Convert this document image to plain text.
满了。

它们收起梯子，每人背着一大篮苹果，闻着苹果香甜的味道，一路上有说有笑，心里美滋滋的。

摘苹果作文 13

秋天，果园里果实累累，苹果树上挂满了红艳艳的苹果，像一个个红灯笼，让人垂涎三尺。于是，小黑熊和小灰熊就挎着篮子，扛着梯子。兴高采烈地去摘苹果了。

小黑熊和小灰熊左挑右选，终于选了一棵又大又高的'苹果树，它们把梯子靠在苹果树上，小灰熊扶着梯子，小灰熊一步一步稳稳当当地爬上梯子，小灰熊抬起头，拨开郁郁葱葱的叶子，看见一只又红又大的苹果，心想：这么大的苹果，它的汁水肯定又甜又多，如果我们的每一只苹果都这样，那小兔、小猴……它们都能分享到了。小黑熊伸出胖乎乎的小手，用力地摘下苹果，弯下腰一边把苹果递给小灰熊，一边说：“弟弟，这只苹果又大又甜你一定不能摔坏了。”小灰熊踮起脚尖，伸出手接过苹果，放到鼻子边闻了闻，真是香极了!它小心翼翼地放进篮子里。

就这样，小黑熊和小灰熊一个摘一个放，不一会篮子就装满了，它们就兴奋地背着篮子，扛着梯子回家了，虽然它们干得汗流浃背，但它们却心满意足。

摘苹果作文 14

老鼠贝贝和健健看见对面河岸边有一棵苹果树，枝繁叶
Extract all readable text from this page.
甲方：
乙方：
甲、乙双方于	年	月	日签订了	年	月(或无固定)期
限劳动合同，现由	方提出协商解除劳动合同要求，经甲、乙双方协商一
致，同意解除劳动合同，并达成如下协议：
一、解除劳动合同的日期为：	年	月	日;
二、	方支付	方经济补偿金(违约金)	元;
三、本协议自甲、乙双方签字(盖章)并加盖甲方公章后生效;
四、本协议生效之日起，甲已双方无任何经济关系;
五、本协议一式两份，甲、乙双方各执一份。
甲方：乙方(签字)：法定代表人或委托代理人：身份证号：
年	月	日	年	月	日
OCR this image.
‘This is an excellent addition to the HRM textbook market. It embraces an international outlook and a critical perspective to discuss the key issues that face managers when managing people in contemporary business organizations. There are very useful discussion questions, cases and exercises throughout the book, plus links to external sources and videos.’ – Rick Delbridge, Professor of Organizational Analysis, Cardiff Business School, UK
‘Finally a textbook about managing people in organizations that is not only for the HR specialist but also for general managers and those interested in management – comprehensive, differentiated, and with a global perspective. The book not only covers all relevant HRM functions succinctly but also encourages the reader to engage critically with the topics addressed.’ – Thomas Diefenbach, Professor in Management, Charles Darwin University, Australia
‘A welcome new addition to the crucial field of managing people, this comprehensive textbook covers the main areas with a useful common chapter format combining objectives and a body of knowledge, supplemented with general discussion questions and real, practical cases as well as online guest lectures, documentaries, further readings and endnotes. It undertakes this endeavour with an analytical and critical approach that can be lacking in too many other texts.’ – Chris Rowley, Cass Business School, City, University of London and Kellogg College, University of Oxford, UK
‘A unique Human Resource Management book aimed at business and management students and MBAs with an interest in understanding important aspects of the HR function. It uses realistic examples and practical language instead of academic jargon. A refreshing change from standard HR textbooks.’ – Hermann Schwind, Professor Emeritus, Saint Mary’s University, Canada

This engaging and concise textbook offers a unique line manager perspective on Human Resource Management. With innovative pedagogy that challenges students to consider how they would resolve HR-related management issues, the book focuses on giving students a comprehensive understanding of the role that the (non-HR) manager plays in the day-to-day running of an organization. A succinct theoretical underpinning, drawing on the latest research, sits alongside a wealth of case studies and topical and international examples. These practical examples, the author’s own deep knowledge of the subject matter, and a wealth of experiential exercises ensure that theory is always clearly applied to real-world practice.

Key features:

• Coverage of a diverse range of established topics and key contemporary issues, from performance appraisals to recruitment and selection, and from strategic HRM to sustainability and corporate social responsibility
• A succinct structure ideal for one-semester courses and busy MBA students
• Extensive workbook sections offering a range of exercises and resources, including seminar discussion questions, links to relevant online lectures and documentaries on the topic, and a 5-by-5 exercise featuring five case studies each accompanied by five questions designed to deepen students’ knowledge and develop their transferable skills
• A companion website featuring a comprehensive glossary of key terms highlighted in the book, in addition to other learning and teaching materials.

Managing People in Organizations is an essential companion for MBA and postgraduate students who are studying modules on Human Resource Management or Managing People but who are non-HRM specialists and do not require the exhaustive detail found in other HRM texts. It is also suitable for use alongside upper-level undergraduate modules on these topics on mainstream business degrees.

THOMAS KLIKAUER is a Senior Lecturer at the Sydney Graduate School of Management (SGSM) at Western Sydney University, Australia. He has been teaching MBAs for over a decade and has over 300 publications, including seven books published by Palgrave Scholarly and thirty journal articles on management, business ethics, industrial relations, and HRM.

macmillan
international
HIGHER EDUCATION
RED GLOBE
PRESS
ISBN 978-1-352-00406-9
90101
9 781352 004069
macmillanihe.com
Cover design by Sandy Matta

- **Description of the task**
Retype the records in full. Keep every line identical to the original.

- **Final result**
Convert this document image to plain text.
满了。

它们收起梯子，每人背着一大篮苹果，闻着苹果香甜的味道，一路上有说有笑，心里美滋滋的。

摘苹果作文 13

秋天，果园里果实累累，苹果树上挂满了红艳艳的苹果，像一个个红灯笼，让人垂涎三尺。于是，小黑熊和小灰熊就挎着篮子，扛着梯子。兴高采烈地去摘苹果了。

小黑熊和小灰熊左挑右选，终于选了一棵又大又高的'苹果树，它们把梯子靠在苹果树上，小灰熊扶着梯子，小灰熊一步一步稳稳当当地爬上梯子，小灰熊抬起头，拨开郁郁葱葱的叶子，看见一只又红又大的苹果，心想：这么大的苹果，它的汁水肯定又甜又多，如果我们的每一只苹果都这样，那小兔、小猴……它们都能分享到了。小黑熊伸出胖乎乎的小手，用力地摘下苹果，弯下腰一边把苹果递给小灰熊，一边说：“弟弟，这只苹果又大又甜你一定不能摔坏了。”小灰熊踮起脚尖，伸出手接过苹果，放到鼻子边闻了闻，真是香极了!它小心翼翼地放进篮子里。

就这样，小黑熊和小灰熊一个摘一个放，不一会篮子就装满了，它们就兴奋地背着篮子，扛着梯子回家了，虽然它们干得汗流浃背，但它们却心满意足。

摘苹果作文 14

老鼠贝贝和健健看见对面河岸边有一棵苹果树，枝繁叶
Extract all readable text from this page.
甲方：
乙方：
甲、乙双方于	年	月	日签订了	年	月(或无固定)期
限劳动合同，现由	方提出协商解除劳动合同要求，经甲、乙双方协商一
致，同意解除劳动合同，并达成如下协议：
一、解除劳动合同的日期为：	年	月	日;
二、	方支付	方经济补偿金(违约金)	元;
三、本协议自甲、乙双方签字(盖章)并加盖甲方公章后生效;
四、本协议生效之日起，甲已双方无任何经济关系;
五、本协议一式两份，甲、乙双方各执一份。
甲方：乙方(签字)：法定代表人或委托代理人：身份证号：
年	月	日	年	月	日
OCR this image.
‘This is an excellent addition to the HRM textbook market. It embraces an international outlook and a critical perspective to discuss the key issues that face managers when managing people in contemporary business organizations. There are very useful discussion questions, cases and exercises throughout the book, plus links to external sources and videos.’ – Rick Delbridge, Professor of Organizational Analysis, Cardiff Business School, UK
‘Finally a textbook about managing people in organizations that is not only for the HR specialist but also for general managers and those interested in management – comprehensive, differentiated, and with a global perspective. The book not only covers all relevant HRM functions succinctly but also encourages the reader to engage critically with the topics addressed.’ – Thomas Diefenbach, Professor in Management, Charles Darwin University, Australia
‘A welcome new addition to the crucial field of managing people, this comprehensive textbook covers the main areas with a useful common chapter format combining objectives and a body of knowledge, supplemented with general discussion questions and real, practical cases as well as online guest lectures, documentaries, further readings and endnotes. It undertakes this endeavour with an analytical and critical approach that can be lacking in too many other texts.’ – Chris Rowley, Cass Business School, City, University of London and Kellogg College, University of Oxford, UK
‘A unique Human Resource Management book aimed at business and management students and MBAs with an interest in understanding important aspects of the HR function. It uses realistic examples and practical language instead of academic jargon. A refreshing change from standard HR textbooks.’ – Hermann Schwind, Professor Emeritus, Saint Mary’s University, Canada

This engaging and concise textbook offers a unique line manager perspective on Human Resource Management. With innovative pedagogy that challenges students to consider how they would resolve HR-related management issues, the book focuses on giving students a comprehensive understanding of the role that the (non-HR) manager plays in the day-to-day running of an organization. A succinct theoretical underpinning, drawing on the latest research, sits alongside a wealth of case studies and topical and international examples. These practical examples, the author’s own deep knowledge of the subject matter, and a wealth of experiential exercises ensure that theory is always clearly applied to real-world practice.

Key features:

• Coverage of a diverse range of established topics and key contemporary issues, from performance appraisals to recruitment and selection, and from strategic HRM to sustainability and corporate social responsibility
• A succinct structure ideal for one-semester courses and busy MBA students
• Extensive workbook sections offering a range of exercises and resources, including seminar discussion questions, links to relevant online lectures and documentaries on the topic, and a 5-by-5 exercise featuring five case studies each accompanied by five questions designed to deepen students’ knowledge and develop their transferable skills
• A companion website featuring a comprehensive glossary of key terms highlighted in the book, in addition to other learning and teaching materials.

Managing People in Organizations is an essential companion for MBA and postgraduate students who are studying modules on Human Resource Management or Managing People but who are non-HRM specialists and do not require the exhaustive detail found in other HRM texts. It is also suitable for use alongside upper-level undergraduate modules on these topics on mainstream business degrees.

THOMAS KLIKAUER is a Senior Lecturer at the Sydney Graduate School of Management (SGSM) at Western Sydney University, Australia. He has been teaching MBAs for over a decade and has over 300 publications, including seven books published by Palgrave Scholarly and thirty journal articles on management, business ethics, industrial relations, and HRM.

macmillan
international
HIGHER EDUCATION
RED GLOBE
PRESS
ISBN 978-1-352-00406-9
90101
9 781352 004069
macmillanihe.com
Cover design by Sandy Matta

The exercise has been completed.